TASK STATEMENT — Can you transcribe every line exactly and leave the pictures behind?

[Records about charts and figures]
= = = = =

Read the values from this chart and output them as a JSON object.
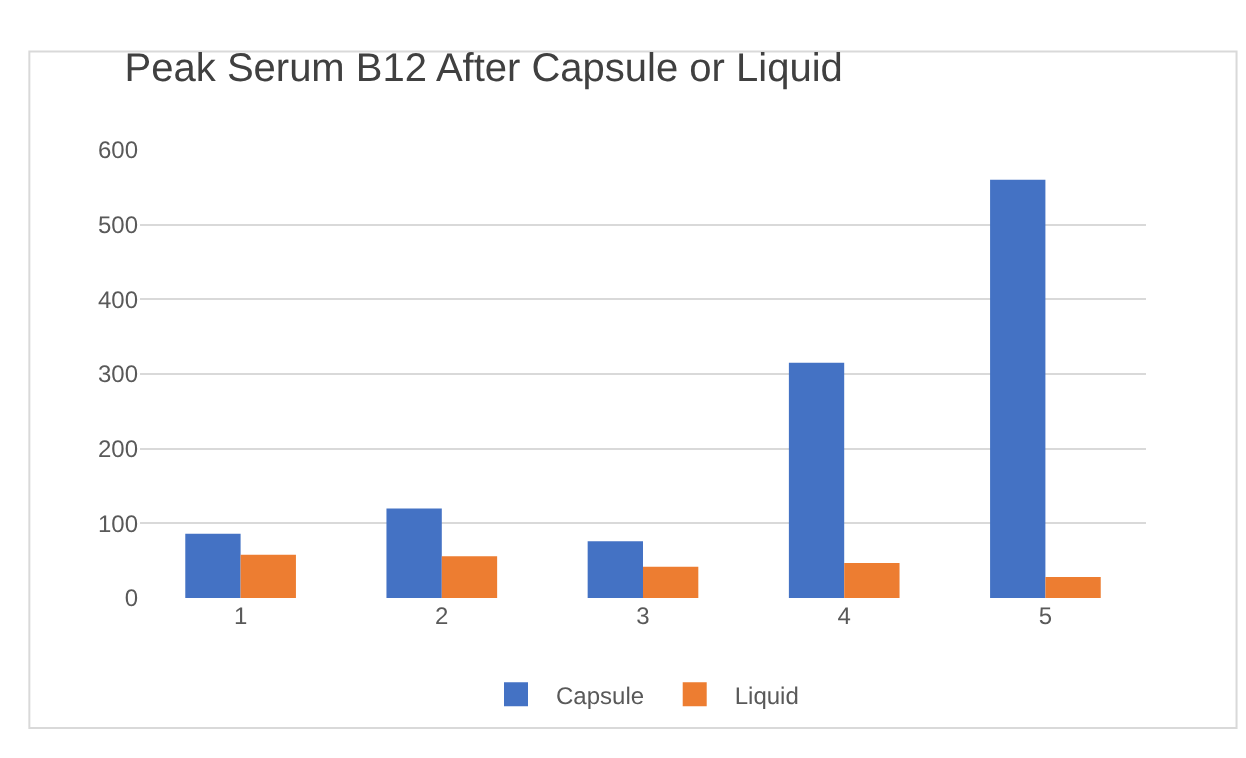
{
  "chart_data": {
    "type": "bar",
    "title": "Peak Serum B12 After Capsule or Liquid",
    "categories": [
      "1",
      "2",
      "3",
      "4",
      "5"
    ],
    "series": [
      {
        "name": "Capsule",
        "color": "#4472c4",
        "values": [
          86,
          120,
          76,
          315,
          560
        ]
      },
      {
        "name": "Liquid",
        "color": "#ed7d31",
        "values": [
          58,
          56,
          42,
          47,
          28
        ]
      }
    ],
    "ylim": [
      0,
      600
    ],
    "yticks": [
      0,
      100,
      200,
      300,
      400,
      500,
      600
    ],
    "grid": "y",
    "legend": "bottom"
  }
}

= = = = =

RESPONSE TO THIS EXERCISE —
Read the values from this chart and output them as a JSON object.
{
  "chart_data": {
    "type": "bar",
    "title": "Peak Serum B12 After Capsule or Liquid",
    "categories": [
      "1",
      "2",
      "3",
      "4",
      "5"
    ],
    "series": [
      {
        "name": "Capsule",
        "color": "#4472c4",
        "values": [
          86,
          120,
          76,
          315,
          560
        ]
      },
      {
        "name": "Liquid",
        "color": "#ed7d31",
        "values": [
          58,
          56,
          42,
          47,
          28
        ]
      }
    ],
    "ylim": [
      0,
      600
    ],
    "yticks": [
      0,
      100,
      200,
      300,
      400,
      500,
      600
    ],
    "grid": "y",
    "legend": "bottom"
  }
}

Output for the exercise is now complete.